● WRITTEN REQUEST:
Copy out each line below that has the word "their" in it.

======== RECORD EXCERPTS ========

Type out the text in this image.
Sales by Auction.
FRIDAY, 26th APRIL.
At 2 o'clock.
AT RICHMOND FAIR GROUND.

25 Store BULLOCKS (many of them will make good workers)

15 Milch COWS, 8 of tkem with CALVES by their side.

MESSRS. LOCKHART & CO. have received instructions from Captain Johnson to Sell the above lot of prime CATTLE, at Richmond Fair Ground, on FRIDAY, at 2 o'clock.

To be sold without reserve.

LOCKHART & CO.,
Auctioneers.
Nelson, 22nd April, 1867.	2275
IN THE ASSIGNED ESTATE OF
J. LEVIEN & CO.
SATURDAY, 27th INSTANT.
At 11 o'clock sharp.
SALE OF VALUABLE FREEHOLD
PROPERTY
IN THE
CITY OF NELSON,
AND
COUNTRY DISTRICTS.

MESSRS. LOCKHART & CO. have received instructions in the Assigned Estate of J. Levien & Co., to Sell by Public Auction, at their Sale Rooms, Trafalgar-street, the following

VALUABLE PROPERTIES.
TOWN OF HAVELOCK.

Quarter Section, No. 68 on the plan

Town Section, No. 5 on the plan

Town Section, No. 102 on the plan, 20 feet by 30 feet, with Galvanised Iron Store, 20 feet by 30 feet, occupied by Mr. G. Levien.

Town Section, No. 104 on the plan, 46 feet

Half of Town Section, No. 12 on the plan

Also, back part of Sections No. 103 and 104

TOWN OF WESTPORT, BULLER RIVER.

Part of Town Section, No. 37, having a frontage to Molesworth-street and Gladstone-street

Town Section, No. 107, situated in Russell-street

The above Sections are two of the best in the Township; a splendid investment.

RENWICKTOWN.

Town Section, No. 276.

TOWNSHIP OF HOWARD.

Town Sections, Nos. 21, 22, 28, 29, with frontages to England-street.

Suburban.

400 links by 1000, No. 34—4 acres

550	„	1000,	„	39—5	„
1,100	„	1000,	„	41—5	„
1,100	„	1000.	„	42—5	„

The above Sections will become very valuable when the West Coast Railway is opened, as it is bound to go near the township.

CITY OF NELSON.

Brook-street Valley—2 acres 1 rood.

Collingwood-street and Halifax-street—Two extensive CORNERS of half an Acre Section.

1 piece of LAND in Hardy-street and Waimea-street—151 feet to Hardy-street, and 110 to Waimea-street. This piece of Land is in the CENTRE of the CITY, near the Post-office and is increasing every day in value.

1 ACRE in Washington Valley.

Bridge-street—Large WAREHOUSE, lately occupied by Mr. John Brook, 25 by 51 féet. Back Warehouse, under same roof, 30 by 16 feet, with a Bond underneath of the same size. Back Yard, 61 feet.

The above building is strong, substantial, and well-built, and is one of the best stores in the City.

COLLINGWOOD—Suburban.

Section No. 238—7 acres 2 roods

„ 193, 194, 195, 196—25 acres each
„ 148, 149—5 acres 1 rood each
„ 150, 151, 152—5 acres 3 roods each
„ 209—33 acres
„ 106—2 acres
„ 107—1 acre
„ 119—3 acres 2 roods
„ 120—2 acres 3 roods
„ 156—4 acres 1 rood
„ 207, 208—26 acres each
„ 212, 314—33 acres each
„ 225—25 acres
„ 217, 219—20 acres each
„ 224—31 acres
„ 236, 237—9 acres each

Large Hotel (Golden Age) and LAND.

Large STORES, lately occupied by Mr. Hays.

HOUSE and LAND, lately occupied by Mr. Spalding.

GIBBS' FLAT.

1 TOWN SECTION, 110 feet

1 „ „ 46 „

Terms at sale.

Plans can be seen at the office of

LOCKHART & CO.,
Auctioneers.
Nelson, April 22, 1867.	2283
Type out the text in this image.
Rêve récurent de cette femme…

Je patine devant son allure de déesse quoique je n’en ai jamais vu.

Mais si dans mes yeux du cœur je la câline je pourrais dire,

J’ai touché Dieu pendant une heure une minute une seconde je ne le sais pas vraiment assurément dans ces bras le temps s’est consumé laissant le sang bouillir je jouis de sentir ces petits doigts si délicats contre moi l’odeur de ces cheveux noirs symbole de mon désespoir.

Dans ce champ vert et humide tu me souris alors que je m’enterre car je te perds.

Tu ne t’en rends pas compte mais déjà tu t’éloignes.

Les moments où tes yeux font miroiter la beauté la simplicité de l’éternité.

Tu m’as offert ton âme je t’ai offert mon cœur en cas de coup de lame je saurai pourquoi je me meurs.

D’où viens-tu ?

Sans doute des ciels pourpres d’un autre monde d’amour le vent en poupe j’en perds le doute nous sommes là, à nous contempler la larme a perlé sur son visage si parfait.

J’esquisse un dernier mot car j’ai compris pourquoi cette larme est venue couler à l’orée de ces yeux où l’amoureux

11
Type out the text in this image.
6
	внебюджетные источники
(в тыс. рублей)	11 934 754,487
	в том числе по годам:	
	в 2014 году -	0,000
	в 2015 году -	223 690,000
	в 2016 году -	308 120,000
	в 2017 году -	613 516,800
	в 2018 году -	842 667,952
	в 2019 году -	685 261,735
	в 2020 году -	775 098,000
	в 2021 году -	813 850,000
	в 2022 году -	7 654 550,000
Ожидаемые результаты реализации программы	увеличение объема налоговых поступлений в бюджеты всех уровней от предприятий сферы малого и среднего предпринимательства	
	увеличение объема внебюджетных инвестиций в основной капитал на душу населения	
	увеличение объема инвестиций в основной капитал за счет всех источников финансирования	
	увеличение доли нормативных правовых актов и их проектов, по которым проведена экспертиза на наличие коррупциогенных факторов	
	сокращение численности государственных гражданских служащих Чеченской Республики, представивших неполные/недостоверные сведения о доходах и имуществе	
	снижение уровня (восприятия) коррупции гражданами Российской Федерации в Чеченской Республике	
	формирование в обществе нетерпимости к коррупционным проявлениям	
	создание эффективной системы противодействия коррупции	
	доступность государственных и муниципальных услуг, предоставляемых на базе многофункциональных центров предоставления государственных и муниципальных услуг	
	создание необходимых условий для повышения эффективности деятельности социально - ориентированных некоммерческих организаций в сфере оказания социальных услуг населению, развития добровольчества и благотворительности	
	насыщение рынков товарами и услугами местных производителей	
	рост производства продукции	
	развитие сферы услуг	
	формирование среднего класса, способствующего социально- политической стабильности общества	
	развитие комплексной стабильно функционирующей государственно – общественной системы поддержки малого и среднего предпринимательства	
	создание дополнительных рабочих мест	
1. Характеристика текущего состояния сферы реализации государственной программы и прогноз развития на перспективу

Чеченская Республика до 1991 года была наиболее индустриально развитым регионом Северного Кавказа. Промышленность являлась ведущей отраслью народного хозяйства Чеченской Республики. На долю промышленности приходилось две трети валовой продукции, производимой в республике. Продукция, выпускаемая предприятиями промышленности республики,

========

● TASK RESULT:
15 Milch COWS, 8 of tkem with CALVES by their side.
MESSRS. LOCKHART & CO. have received instructions in the Assigned Estate of J. Levien & Co., to Sell by Public Auction, at their Sale Rooms, Trafalgar-street, the following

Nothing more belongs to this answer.